[Extracted records]
"""

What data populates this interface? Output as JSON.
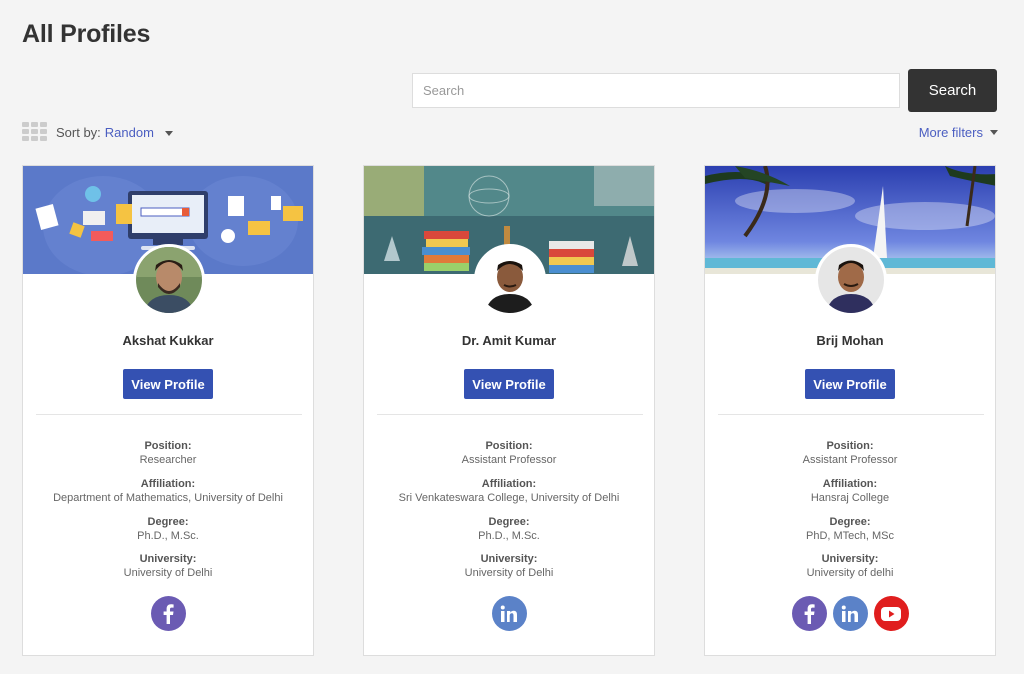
{
  "page": {
    "title": "All Profiles"
  },
  "search": {
    "placeholder": "Search",
    "button_label": "Search"
  },
  "sort": {
    "label": "Sort by:",
    "value": "Random"
  },
  "filters": {
    "label": "More filters"
  },
  "labels": {
    "position": "Position:",
    "affiliation": "Affiliation:",
    "degree": "Degree:",
    "university": "University:"
  },
  "profiles": [
    {
      "name": "Akshat Kukkar",
      "button": "View Profile",
      "position": "Researcher",
      "affiliation": "Department of Mathematics, University of Delhi",
      "degree": "Ph.D., M.Sc.",
      "university": "University of Delhi",
      "socials": [
        "facebook-icon"
      ]
    },
    {
      "name": "Dr. Amit Kumar",
      "button": "View Profile",
      "position": "Assistant Professor",
      "affiliation": "Sri Venkateswara College, University of Delhi",
      "degree": "Ph.D., M.Sc.",
      "university": "University of Delhi",
      "socials": [
        "linkedin-icon"
      ]
    },
    {
      "name": "Brij Mohan",
      "button": "View Profile",
      "position": "Assistant Professor",
      "affiliation": "Hansraj College",
      "degree": "PhD, MTech, MSc",
      "university": "University of delhi",
      "socials": [
        "facebook-icon",
        "linkedin-icon",
        "youtube-icon"
      ]
    }
  ],
  "colors": {
    "accent": "#3451b2",
    "link": "#4b5ec1",
    "search_button": "#333333",
    "facebook": "#6b5bb3",
    "linkedin": "#5b82c8",
    "youtube": "#e01e1e"
  }
}
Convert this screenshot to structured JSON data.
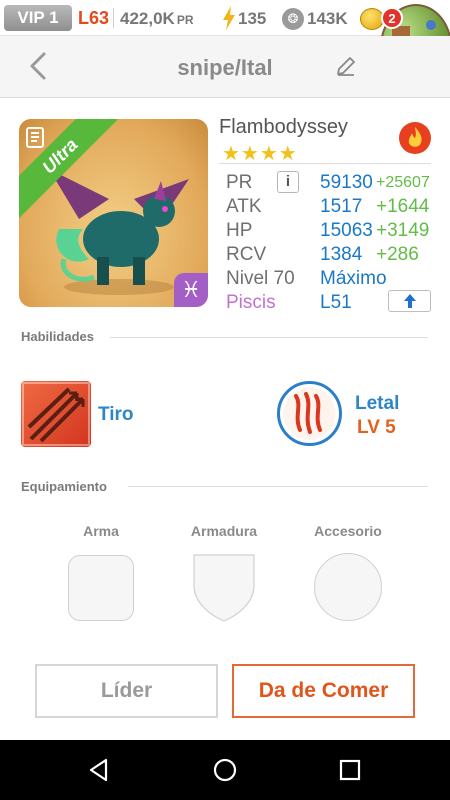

"""

**EXERCISE TASK**
Pictures in the records should not appear in your copy, but everything else must be transcribed exactly.

**ANSWER FOR THE TASK**
What data populates this interface? Output as JSON.
{
  "page": {
    "title": "All Profiles"
  },
  "search": {
    "placeholder": "Search",
    "button_label": "Search"
  },
  "sort": {
    "label": "Sort by:",
    "value": "Random"
  },
  "filters": {
    "label": "More filters"
  },
  "labels": {
    "position": "Position:",
    "affiliation": "Affiliation:",
    "degree": "Degree:",
    "university": "University:"
  },
  "profiles": [
    {
      "name": "Akshat Kukkar",
      "button": "View Profile",
      "position": "Researcher",
      "affiliation": "Department of Mathematics, University of Delhi",
      "degree": "Ph.D., M.Sc.",
      "university": "University of Delhi",
      "socials": [
        "facebook-icon"
      ]
    },
    {
      "name": "Dr. Amit Kumar",
      "button": "View Profile",
      "position": "Assistant Professor",
      "affiliation": "Sri Venkateswara College, University of Delhi",
      "degree": "Ph.D., M.Sc.",
      "university": "University of Delhi",
      "socials": [
        "linkedin-icon"
      ]
    },
    {
      "name": "Brij Mohan",
      "button": "View Profile",
      "position": "Assistant Professor",
      "affiliation": "Hansraj College",
      "degree": "PhD, MTech, MSc",
      "university": "University of delhi",
      "socials": [
        "facebook-icon",
        "linkedin-icon",
        "youtube-icon"
      ]
    }
  ],
  "colors": {
    "accent": "#3451b2",
    "link": "#4b5ec1",
    "search_button": "#333333",
    "facebook": "#6b5bb3",
    "linkedin": "#5b82c8",
    "youtube": "#e01e1e"
  }
}
Convert this screenshot to structured JSON data.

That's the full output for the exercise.